→ **Stated task A**
Copy the genealogy blog text between "Many old Plymouth" and "(Ireland to MA)", inclusive, and swap "Quebec" for "Ontario".

Welcome! I really enjoy exchanging information with people and hope this blog will help with that. Some of the surnames I'm researching:

Many old Cape families including Kelley, Eldredge/idge, Howes, Baker, Mayo, Bangs, Snow, Chase, Ryder/Rider, Freeman, Cole, Sears, Wixon, Nickerson.
Many old Plymouth County families including Washburn, Bumpus, Lucas, Cobb, Benson.
Johnson (England to MA)
Corey (Correia?) (Azores to MA)
Booth, Jones, Taylor, Heatherington (N. Ireland to Quebec)
O'Connor (Ireland to MA)
My Mayflower Ancestors (only first two have been submitted/approved by the Mayflower Society):
Francis Cooke, William Brewster, George Soule, Isaac Allerton, John Billington, Richard Warren, Peter Browne, Francis Eaton, Samuel Fuller, James Chilton, John Tilley, Stephen Hopkins, John Howland.

Sunday, November 17, 2013

John Davis b. ca 1870 and Grace Ellis (1889-1964) of Falmouth, Mass.



John Davis was born in Massachusetts, or possibly Searsport, Maine, about 1870, the son of Andrew Davis and Charlotte Spencer (approximate date of birth from census records) He was raised in Blackstone, Worcester Co., Mass.

On 15 October 1922 he married Grace Pearle Ellis at Falmouth, Mass. They were members of the Baptist Church there. Grace had married, first, Nahum Leach on 4 April 1906, at Carver, Mass.

→ **Information shown**
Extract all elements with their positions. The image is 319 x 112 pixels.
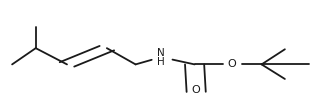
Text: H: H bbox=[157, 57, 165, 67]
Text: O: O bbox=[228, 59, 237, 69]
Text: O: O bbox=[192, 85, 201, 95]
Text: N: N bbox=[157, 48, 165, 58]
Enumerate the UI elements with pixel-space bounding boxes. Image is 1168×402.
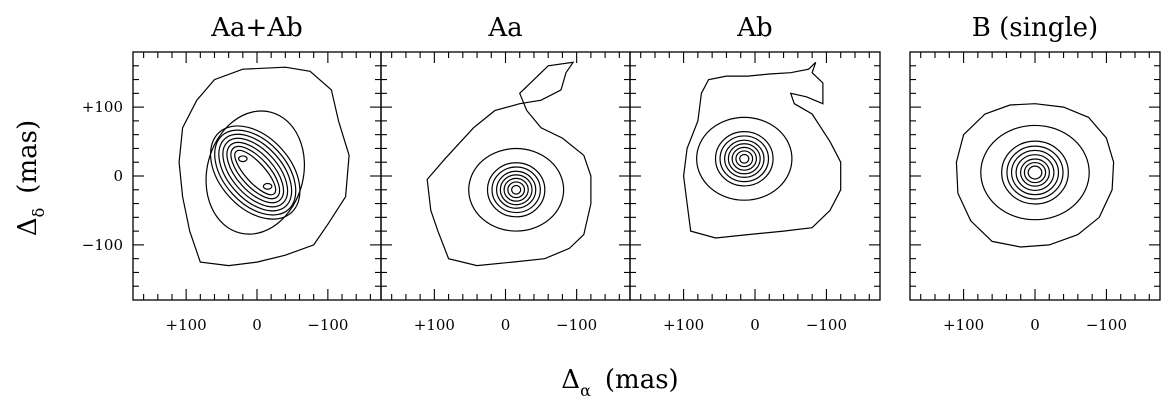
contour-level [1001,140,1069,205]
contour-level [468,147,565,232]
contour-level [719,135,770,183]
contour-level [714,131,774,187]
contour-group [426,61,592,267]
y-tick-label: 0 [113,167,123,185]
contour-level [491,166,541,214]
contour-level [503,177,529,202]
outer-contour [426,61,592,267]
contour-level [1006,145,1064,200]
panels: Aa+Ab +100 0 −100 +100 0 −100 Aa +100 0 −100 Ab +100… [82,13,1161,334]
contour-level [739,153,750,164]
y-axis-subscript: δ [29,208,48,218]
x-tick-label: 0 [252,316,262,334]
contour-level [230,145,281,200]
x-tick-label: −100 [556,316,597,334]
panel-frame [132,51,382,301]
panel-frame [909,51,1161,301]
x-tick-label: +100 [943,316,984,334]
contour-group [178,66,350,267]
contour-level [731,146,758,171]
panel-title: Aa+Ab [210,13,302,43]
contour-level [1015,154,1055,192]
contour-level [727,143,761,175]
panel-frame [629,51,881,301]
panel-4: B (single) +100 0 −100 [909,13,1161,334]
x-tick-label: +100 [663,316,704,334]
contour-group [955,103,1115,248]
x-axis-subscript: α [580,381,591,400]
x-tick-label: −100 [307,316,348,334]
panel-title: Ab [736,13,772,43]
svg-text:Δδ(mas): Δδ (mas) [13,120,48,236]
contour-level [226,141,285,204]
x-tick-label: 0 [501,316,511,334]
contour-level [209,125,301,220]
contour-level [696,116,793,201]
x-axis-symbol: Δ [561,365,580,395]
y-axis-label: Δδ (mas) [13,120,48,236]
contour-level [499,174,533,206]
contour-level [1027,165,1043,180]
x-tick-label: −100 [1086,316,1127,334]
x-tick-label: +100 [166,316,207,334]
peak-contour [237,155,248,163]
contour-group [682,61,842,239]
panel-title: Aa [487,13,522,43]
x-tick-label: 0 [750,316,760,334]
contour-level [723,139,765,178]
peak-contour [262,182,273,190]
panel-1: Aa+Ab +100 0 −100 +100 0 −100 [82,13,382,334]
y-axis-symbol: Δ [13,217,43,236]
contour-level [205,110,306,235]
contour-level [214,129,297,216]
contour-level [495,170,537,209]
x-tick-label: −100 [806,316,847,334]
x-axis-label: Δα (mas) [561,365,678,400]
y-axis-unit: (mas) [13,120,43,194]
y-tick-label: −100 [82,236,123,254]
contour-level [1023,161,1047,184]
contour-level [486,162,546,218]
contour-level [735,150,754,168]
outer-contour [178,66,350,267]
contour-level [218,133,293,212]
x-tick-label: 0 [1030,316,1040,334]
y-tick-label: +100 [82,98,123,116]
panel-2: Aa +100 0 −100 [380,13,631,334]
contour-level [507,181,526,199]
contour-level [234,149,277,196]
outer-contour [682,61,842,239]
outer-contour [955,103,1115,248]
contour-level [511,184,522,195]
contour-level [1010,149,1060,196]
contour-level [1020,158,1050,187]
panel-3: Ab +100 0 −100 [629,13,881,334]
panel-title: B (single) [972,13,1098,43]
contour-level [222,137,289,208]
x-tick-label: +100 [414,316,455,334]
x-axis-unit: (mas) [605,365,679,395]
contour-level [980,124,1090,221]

→ **Stated task B**
Please convert the listing lines between the lines holding "contour-level [1001,140,1069,205]" and "y-axis-subscript: δ [29,208,48,218]", inclusive, into a JSON list of strings, one string per line, with blank lines left out.

→ **Written solution A**
Many old Plymouth County families including Washburn, Bumpus, Lucas, Cobb, Benson.
Johnson (England to MA)
Corey (Correia?) (Azores to MA)
Booth, Jones, Taylor, Heatherington (N. Ireland to Ontario)
O'Connor (Ireland to MA)

→ **Written solution B**
[
  "contour-level [1001,140,1069,205]",
  "contour-level [468,147,565,232]",
  "contour-level [719,135,770,183]",
  "contour-level [714,131,774,187]",
  "contour-group [426,61,592,267]",
  "y-tick-label: 0 [113,167,123,185]",
  "contour-level [491,166,541,214]",
  "contour-level [503,177,529,202]",
  "outer-contour [426,61,592,267]",
  "contour-level [1006,145,1064,200]",
  "panels: Aa+Ab +100 0 −100 +100 0 −100 Aa +100 0 −100 Ab +100… [82,13,1161,334]",
  "contour-level [739,153,750,164]",
  "y-axis-subscript: δ [29,208,48,218]"
]